Problem statement: From the entries below, count every line that contains the word "object". Please give the number and nothing else.

Stored data
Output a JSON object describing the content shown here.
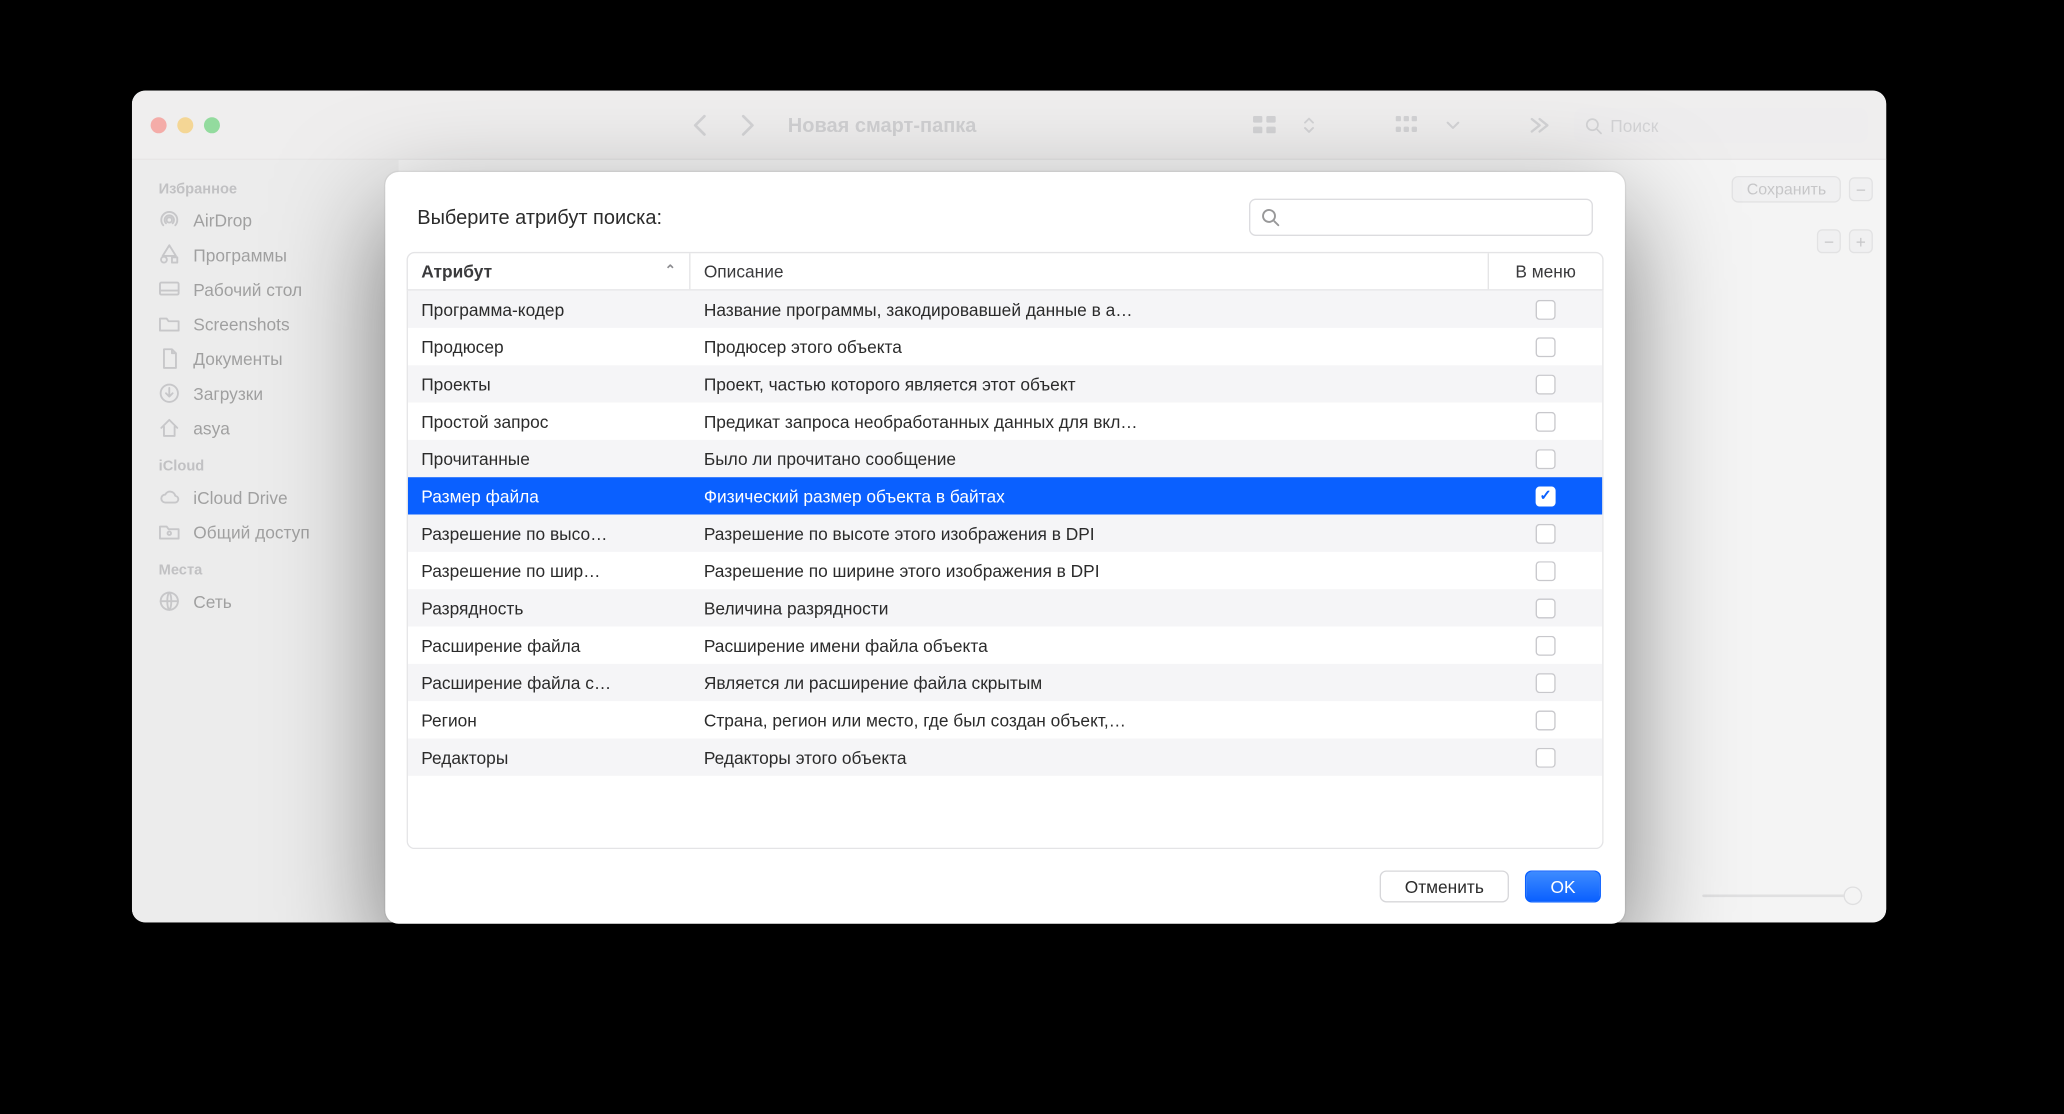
{
  "finder": {
    "title": "Новая смарт-папка",
    "search_placeholder": "Поиск",
    "save_label": "Сохранить",
    "sidebar": {
      "sections": [
        {
          "title": "Избранное",
          "items": [
            {
              "label": "AirDrop",
              "icon": "airdrop"
            },
            {
              "label": "Программы",
              "icon": "apps"
            },
            {
              "label": "Рабочий стол",
              "icon": "desktop"
            },
            {
              "label": "Screenshots",
              "icon": "folder"
            },
            {
              "label": "Документы",
              "icon": "document"
            },
            {
              "label": "Загрузки",
              "icon": "downloads"
            },
            {
              "label": "asya",
              "icon": "home"
            }
          ]
        },
        {
          "title": "iCloud",
          "items": [
            {
              "label": "iCloud Drive",
              "icon": "cloud"
            },
            {
              "label": "Общий доступ",
              "icon": "shared-folder"
            }
          ]
        },
        {
          "title": "Места",
          "items": [
            {
              "label": "Сеть",
              "icon": "network"
            }
          ]
        }
      ]
    }
  },
  "sheet": {
    "prompt": "Выберите атрибут поиска:",
    "columns": {
      "attr": "Атрибут",
      "desc": "Описание",
      "menu": "В меню"
    },
    "rows": [
      {
        "attr": "Программа-кодер",
        "desc": "Название программы, закодировавшей данные в а…",
        "checked": false,
        "selected": false
      },
      {
        "attr": "Продюсер",
        "desc": "Продюсер этого объекта",
        "checked": false,
        "selected": false
      },
      {
        "attr": "Проекты",
        "desc": "Проект, частью которого является этот объект",
        "checked": false,
        "selected": false
      },
      {
        "attr": "Простой запрос",
        "desc": "Предикат запроса необработанных данных для вкл…",
        "checked": false,
        "selected": false
      },
      {
        "attr": "Прочитанные",
        "desc": "Было ли прочитано сообщение",
        "checked": false,
        "selected": false
      },
      {
        "attr": "Размер файла",
        "desc": "Физический размер объекта в байтах",
        "checked": true,
        "selected": true
      },
      {
        "attr": "Разрешение по высо…",
        "desc": "Разрешение по высоте этого изображения в DPI",
        "checked": false,
        "selected": false
      },
      {
        "attr": "Разрешение по шир…",
        "desc": "Разрешение по ширине этого изображения в DPI",
        "checked": false,
        "selected": false
      },
      {
        "attr": "Разрядность",
        "desc": "Величина разрядности",
        "checked": false,
        "selected": false
      },
      {
        "attr": "Расширение файла",
        "desc": "Расширение имени файла объекта",
        "checked": false,
        "selected": false
      },
      {
        "attr": "Расширение файла с…",
        "desc": "Является ли расширение файла скрытым",
        "checked": false,
        "selected": false
      },
      {
        "attr": "Регион",
        "desc": "Страна, регион или место, где был создан объект,…",
        "checked": false,
        "selected": false
      },
      {
        "attr": "Редакторы",
        "desc": "Редакторы этого объекта",
        "checked": false,
        "selected": false
      }
    ],
    "cancel": "Отменить",
    "ok": "OK"
  }
}
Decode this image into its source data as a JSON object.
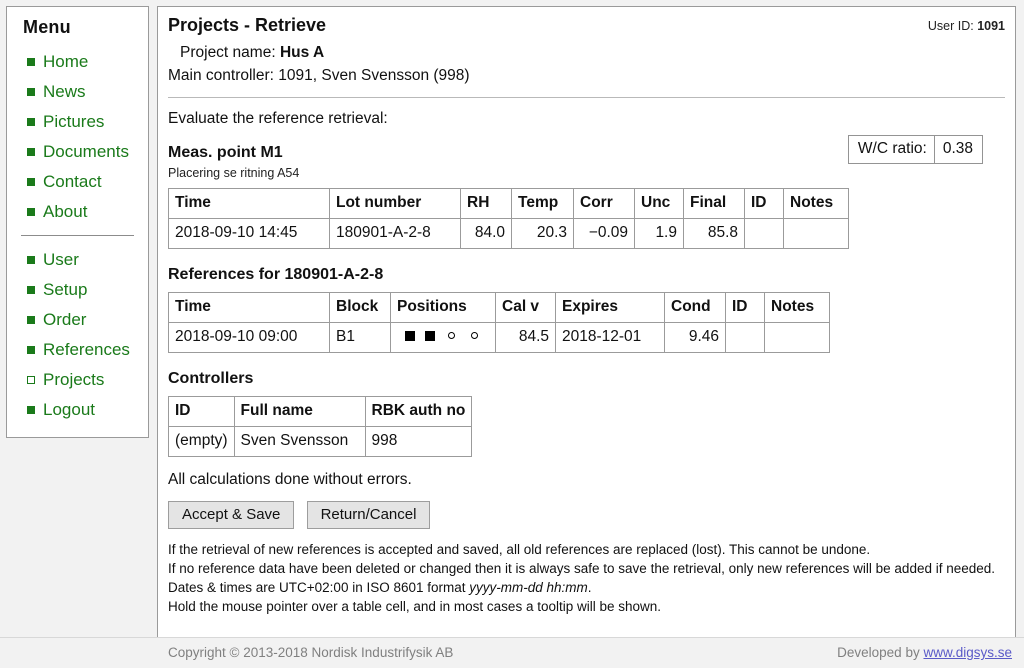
{
  "sidebar": {
    "title": "Menu",
    "group1": [
      {
        "label": "Home",
        "state": "normal"
      },
      {
        "label": "News",
        "state": "normal"
      },
      {
        "label": "Pictures",
        "state": "normal"
      },
      {
        "label": "Documents",
        "state": "normal"
      },
      {
        "label": "Contact",
        "state": "normal"
      },
      {
        "label": "About",
        "state": "normal"
      }
    ],
    "group2": [
      {
        "label": "User",
        "state": "normal"
      },
      {
        "label": "Setup",
        "state": "normal"
      },
      {
        "label": "Order",
        "state": "normal"
      },
      {
        "label": "References",
        "state": "normal"
      },
      {
        "label": "Projects",
        "state": "current"
      },
      {
        "label": "Logout",
        "state": "normal"
      }
    ],
    "accent_color": "#1a7a1a"
  },
  "header": {
    "title": "Projects - Retrieve",
    "user_id_label": "User ID:",
    "user_id_value": "1091",
    "project_name_label": "Project name:",
    "project_name_value": "Hus A",
    "main_controller_label": "Main controller:",
    "main_controller_value": "1091, Sven Svensson (998)"
  },
  "main": {
    "intro": "Evaluate the reference retrieval:",
    "meas_point": {
      "heading": "Meas. point M1",
      "subtext": "Placering se ritning A54"
    },
    "wc_ratio": {
      "label": "W/C ratio:",
      "value": "0.38"
    },
    "meas_table": {
      "columns": [
        "Time",
        "Lot number",
        "RH",
        "Temp",
        "Corr",
        "Unc",
        "Final",
        "ID",
        "Notes"
      ],
      "rows": [
        {
          "time": "2018-09-10 14:45",
          "lot_number": "180901-A-2-8",
          "rh": "84.0",
          "temp": "20.3",
          "corr": "−0.09",
          "unc": "1.9",
          "final": "85.8",
          "id": "",
          "notes": ""
        }
      ]
    },
    "references": {
      "heading": "References for 180901-A-2-8",
      "columns": [
        "Time",
        "Block",
        "Positions",
        "Cal v",
        "Expires",
        "Cond",
        "ID",
        "Notes"
      ],
      "rows": [
        {
          "time": "2018-09-10 09:00",
          "block": "B1",
          "positions": [
            "filled-square",
            "filled-square",
            "hollow-circle",
            "hollow-circle"
          ],
          "cal_v": "84.5",
          "expires": "2018-12-01",
          "cond": "9.46",
          "id": "",
          "notes": ""
        }
      ]
    },
    "controllers": {
      "heading": "Controllers",
      "columns": [
        "ID",
        "Full name",
        "RBK auth no"
      ],
      "rows": [
        {
          "id": "(empty)",
          "full_name": "Sven Svensson",
          "rbk_auth_no": "998"
        }
      ]
    },
    "status": "All calculations done without errors.",
    "buttons": {
      "accept": "Accept & Save",
      "cancel": "Return/Cancel"
    },
    "notes": {
      "line1": "If the retrieval of new references is accepted and saved, all old references are replaced (lost). This cannot be undone.",
      "line2": "If no reference data have been deleted or changed then it is always safe to save the retrieval, only new references will be added if needed.",
      "line3_pre": "Dates & times are UTC+02:00 in ISO 8601 format ",
      "line3_italic": "yyyy-mm-dd hh:mm",
      "line3_post": ".",
      "line4": "Hold the mouse pointer over a table cell, and in most cases a tooltip will be shown."
    }
  },
  "footer": {
    "copyright": "Copyright © 2013-2018 Nordisk Industrifysik AB",
    "developed_by": "Developed by",
    "developer_link": "www.digsys.se"
  }
}
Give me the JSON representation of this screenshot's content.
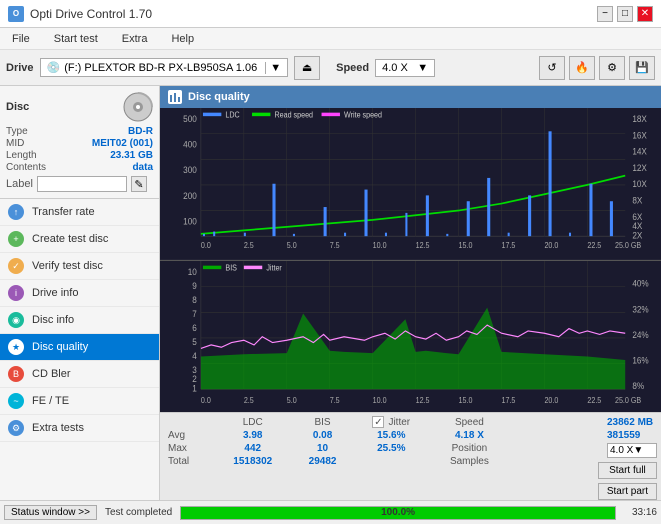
{
  "titlebar": {
    "title": "Opti Drive Control 1.70",
    "min_btn": "−",
    "max_btn": "□",
    "close_btn": "✕"
  },
  "menubar": {
    "items": [
      "File",
      "Start test",
      "Extra",
      "Help"
    ]
  },
  "toolbar": {
    "drive_label": "Drive",
    "drive_value": "(F:)  PLEXTOR BD-R  PX-LB950SA 1.06",
    "speed_label": "Speed",
    "speed_value": "4.0 X"
  },
  "disc": {
    "title": "Disc",
    "type_label": "Type",
    "type_value": "BD-R",
    "mid_label": "MID",
    "mid_value": "MEIT02 (001)",
    "length_label": "Length",
    "length_value": "23.31 GB",
    "contents_label": "Contents",
    "contents_value": "data",
    "label_label": "Label",
    "label_value": ""
  },
  "sidebar": {
    "items": [
      {
        "id": "transfer-rate",
        "label": "Transfer rate",
        "icon": "↑"
      },
      {
        "id": "create-test-disc",
        "label": "Create test disc",
        "icon": "+"
      },
      {
        "id": "verify-test-disc",
        "label": "Verify test disc",
        "icon": "✓"
      },
      {
        "id": "drive-info",
        "label": "Drive info",
        "icon": "i"
      },
      {
        "id": "disc-info",
        "label": "Disc info",
        "icon": "◉"
      },
      {
        "id": "disc-quality",
        "label": "Disc quality",
        "icon": "★",
        "active": true
      },
      {
        "id": "cd-bler",
        "label": "CD Bler",
        "icon": "B"
      },
      {
        "id": "fe-te",
        "label": "FE / TE",
        "icon": "~"
      },
      {
        "id": "extra-tests",
        "label": "Extra tests",
        "icon": "⚙"
      }
    ]
  },
  "chart_header": {
    "title": "Disc quality"
  },
  "chart_top": {
    "legend": {
      "ldc": "LDC",
      "read_speed": "Read speed",
      "write_speed": "Write speed"
    },
    "y_labels_left": [
      "500",
      "400",
      "300",
      "200",
      "100"
    ],
    "y_labels_right": [
      "18X",
      "16X",
      "14X",
      "12X",
      "10X",
      "8X",
      "6X",
      "4X",
      "2X"
    ],
    "x_labels": [
      "0.0",
      "2.5",
      "5.0",
      "7.5",
      "10.0",
      "12.5",
      "15.0",
      "17.5",
      "20.0",
      "22.5",
      "25.0 GB"
    ]
  },
  "chart_bottom": {
    "legend": {
      "bis": "BIS",
      "jitter": "Jitter"
    },
    "y_labels_left": [
      "10",
      "9",
      "8",
      "7",
      "6",
      "5",
      "4",
      "3",
      "2",
      "1"
    ],
    "y_labels_right": [
      "40%",
      "32%",
      "24%",
      "16%",
      "8%"
    ],
    "x_labels": [
      "0.0",
      "2.5",
      "5.0",
      "7.5",
      "10.0",
      "12.5",
      "15.0",
      "17.5",
      "20.0",
      "22.5",
      "25.0 GB"
    ]
  },
  "stats": {
    "col_headers": [
      "LDC",
      "BIS",
      "",
      "Jitter",
      "Speed"
    ],
    "rows": [
      {
        "label": "Avg",
        "ldc": "3.98",
        "bis": "0.08",
        "jitter": "15.6%",
        "speed_label": "4.18 X"
      },
      {
        "label": "Max",
        "ldc": "442",
        "bis": "10",
        "jitter": "25.5%"
      },
      {
        "label": "Total",
        "ldc": "1518302",
        "bis": "29482",
        "jitter": ""
      }
    ],
    "position_label": "Position",
    "position_value": "23862 MB",
    "samples_label": "Samples",
    "samples_value": "381559",
    "speed_display": "4.0 X",
    "jitter_checked": true,
    "start_full_label": "Start full",
    "start_part_label": "Start part"
  },
  "statusbar": {
    "status_window_label": "Status window >>",
    "status_message": "Test completed",
    "progress_value": 100,
    "time_value": "33:16"
  }
}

Complete response: 2